━━━━━ Given data

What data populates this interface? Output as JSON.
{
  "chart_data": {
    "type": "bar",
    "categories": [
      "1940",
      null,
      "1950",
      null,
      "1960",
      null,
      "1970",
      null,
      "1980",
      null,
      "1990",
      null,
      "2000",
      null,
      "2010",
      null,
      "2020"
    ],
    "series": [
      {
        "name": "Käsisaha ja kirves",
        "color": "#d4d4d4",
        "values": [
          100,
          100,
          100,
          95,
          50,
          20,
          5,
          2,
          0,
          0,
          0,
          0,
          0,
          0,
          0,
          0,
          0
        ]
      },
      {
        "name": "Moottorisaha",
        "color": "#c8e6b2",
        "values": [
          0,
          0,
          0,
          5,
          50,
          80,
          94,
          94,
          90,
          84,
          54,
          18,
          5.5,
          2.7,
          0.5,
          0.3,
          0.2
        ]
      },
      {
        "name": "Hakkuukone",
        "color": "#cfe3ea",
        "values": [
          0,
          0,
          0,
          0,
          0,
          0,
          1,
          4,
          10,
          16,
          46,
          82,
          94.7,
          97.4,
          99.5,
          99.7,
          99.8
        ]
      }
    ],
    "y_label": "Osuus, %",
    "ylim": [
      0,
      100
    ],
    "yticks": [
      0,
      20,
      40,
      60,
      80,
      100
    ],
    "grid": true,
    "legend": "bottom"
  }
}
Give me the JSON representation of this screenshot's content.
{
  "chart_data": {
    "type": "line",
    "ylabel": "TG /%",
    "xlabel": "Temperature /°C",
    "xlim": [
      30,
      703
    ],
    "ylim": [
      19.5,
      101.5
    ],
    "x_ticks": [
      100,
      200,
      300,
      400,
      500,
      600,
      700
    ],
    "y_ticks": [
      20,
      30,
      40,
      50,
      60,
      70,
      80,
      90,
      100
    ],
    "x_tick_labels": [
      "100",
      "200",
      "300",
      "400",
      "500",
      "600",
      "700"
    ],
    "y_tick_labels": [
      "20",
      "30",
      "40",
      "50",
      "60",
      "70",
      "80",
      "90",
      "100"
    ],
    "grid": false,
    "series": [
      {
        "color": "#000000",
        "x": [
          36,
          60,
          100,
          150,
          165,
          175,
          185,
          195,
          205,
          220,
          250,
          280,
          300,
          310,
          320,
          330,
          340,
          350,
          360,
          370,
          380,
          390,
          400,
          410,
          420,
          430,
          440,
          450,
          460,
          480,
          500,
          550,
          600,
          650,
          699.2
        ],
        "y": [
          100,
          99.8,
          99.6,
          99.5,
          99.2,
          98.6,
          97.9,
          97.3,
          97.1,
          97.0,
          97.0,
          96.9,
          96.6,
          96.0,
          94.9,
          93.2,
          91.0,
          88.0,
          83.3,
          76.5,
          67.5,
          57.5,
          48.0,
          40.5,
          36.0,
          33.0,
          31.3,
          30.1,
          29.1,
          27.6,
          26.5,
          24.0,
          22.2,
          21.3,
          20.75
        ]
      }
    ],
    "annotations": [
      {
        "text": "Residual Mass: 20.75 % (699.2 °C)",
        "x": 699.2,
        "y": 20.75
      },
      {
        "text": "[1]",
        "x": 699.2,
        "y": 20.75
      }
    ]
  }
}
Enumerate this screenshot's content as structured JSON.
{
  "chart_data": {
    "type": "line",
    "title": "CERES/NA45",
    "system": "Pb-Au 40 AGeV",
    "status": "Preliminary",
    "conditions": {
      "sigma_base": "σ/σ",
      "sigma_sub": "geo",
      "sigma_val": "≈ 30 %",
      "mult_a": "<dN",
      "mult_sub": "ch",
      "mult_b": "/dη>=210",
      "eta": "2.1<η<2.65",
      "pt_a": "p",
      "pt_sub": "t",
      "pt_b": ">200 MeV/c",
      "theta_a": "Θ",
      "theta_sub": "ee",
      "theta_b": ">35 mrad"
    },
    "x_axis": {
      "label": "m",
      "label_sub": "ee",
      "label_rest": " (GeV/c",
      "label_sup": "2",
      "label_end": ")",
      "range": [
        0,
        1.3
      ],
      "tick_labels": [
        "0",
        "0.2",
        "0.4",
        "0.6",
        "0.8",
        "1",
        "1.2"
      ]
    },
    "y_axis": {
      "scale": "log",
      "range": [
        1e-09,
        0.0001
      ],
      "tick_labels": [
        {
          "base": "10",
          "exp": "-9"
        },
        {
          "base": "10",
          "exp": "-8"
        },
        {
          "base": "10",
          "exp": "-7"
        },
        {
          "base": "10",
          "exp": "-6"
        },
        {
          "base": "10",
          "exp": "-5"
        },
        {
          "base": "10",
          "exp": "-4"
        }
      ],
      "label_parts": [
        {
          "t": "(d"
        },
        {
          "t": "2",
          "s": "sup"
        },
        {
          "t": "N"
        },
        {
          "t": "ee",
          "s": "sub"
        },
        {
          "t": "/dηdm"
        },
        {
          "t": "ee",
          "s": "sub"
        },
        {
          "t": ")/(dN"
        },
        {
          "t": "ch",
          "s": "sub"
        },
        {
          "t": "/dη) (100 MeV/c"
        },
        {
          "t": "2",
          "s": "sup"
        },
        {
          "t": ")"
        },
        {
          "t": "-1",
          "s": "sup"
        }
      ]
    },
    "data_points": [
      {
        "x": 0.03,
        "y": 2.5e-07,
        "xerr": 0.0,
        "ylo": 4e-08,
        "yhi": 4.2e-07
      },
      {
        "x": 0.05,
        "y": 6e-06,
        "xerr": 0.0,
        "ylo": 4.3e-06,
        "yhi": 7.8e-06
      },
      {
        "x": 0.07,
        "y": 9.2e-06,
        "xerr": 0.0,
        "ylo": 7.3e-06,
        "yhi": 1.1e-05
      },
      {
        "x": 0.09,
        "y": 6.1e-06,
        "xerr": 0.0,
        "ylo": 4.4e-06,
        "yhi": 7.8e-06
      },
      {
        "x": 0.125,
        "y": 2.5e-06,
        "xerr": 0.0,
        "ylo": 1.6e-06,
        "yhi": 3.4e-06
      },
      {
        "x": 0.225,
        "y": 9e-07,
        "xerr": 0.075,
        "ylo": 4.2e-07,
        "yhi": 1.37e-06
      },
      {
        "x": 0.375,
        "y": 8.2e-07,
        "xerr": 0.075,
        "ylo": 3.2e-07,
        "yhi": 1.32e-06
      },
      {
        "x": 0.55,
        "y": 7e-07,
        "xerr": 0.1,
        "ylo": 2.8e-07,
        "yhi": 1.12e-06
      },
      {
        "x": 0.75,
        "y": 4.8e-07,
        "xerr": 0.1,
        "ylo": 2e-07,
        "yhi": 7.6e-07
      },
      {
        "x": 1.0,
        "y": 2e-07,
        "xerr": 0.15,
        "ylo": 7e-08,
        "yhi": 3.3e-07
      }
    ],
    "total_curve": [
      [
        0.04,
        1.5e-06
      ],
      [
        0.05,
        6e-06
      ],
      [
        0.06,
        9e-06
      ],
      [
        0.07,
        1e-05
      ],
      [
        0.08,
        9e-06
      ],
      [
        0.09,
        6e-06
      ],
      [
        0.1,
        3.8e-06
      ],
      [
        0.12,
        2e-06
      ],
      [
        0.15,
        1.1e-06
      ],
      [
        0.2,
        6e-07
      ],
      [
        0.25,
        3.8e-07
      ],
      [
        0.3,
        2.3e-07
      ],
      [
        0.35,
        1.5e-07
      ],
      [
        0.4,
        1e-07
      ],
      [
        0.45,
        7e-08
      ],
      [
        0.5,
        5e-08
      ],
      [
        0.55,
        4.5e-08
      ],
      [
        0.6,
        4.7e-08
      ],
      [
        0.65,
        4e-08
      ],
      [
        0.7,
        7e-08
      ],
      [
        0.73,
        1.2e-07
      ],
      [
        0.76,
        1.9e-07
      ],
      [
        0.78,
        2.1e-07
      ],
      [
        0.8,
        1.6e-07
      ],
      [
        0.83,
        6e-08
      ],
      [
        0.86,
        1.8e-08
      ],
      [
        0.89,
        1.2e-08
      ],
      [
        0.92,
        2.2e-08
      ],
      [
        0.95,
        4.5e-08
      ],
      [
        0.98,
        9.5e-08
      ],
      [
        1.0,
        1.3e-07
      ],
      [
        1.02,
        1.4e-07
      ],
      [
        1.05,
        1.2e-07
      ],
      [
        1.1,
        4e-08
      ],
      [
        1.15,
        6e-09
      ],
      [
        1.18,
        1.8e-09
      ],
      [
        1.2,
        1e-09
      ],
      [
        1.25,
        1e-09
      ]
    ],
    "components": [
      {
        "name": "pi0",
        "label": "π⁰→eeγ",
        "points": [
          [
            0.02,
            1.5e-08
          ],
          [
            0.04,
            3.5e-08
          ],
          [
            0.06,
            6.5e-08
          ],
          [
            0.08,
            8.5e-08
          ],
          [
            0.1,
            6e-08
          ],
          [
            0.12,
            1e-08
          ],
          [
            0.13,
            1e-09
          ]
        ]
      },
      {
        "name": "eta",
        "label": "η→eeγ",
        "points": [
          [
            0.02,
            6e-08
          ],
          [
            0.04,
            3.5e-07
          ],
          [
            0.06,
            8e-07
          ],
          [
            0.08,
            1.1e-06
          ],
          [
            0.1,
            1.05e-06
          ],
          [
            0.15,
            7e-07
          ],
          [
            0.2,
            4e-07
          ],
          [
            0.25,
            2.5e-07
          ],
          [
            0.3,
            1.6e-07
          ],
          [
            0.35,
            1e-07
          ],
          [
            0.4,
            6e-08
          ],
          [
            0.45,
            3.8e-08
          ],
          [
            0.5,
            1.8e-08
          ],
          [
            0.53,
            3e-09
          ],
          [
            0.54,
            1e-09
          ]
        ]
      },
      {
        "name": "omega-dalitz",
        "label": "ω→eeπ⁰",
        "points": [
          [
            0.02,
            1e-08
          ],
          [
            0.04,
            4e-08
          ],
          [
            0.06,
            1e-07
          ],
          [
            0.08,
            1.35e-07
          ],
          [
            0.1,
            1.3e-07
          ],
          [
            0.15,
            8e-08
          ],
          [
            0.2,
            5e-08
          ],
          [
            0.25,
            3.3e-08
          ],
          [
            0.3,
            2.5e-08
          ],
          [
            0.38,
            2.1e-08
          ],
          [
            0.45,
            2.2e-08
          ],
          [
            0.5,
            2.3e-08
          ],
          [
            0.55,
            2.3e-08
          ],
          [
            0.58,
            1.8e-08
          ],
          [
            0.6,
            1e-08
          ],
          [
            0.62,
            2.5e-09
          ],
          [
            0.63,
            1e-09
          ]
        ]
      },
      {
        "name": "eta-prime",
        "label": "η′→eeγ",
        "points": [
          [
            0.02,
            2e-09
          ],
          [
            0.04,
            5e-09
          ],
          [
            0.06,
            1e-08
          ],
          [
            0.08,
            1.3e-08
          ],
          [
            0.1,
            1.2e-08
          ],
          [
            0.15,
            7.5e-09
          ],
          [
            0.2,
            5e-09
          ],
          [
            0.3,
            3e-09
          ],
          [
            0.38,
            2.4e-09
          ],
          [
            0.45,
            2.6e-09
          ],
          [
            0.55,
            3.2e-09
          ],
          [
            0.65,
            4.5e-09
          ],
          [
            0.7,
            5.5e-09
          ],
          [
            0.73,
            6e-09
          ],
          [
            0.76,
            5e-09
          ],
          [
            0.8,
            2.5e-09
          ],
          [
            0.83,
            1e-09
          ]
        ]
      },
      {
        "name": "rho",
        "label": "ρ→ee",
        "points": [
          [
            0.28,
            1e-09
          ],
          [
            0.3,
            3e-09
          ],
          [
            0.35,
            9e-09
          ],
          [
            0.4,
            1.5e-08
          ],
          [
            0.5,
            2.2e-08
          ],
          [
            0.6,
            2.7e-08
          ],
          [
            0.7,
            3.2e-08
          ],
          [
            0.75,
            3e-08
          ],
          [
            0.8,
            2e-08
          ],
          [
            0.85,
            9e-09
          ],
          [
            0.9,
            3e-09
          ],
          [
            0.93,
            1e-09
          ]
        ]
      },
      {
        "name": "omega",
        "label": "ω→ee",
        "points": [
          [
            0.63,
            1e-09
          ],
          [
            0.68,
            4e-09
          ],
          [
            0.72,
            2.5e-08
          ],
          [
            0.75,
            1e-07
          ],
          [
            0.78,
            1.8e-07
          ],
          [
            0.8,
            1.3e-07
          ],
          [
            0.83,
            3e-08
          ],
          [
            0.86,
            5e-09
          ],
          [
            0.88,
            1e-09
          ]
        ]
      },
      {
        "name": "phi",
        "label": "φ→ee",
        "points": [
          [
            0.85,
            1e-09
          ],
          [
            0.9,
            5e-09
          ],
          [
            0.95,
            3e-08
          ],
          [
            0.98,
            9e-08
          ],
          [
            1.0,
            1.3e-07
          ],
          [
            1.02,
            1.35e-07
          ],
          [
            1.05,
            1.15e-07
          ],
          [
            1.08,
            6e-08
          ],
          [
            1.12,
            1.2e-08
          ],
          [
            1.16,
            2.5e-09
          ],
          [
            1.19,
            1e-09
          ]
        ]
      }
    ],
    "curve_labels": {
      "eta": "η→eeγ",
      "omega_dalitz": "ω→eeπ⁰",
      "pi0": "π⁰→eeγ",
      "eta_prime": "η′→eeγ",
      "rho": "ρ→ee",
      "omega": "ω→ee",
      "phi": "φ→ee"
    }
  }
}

━━━━━━━━━━

Every line in the data above that contains "screenshot" needs to be copied.

• **Written answer**:
Give me the JSON representation of this screenshot's content.
Enumerate this screenshot's content as structured JSON.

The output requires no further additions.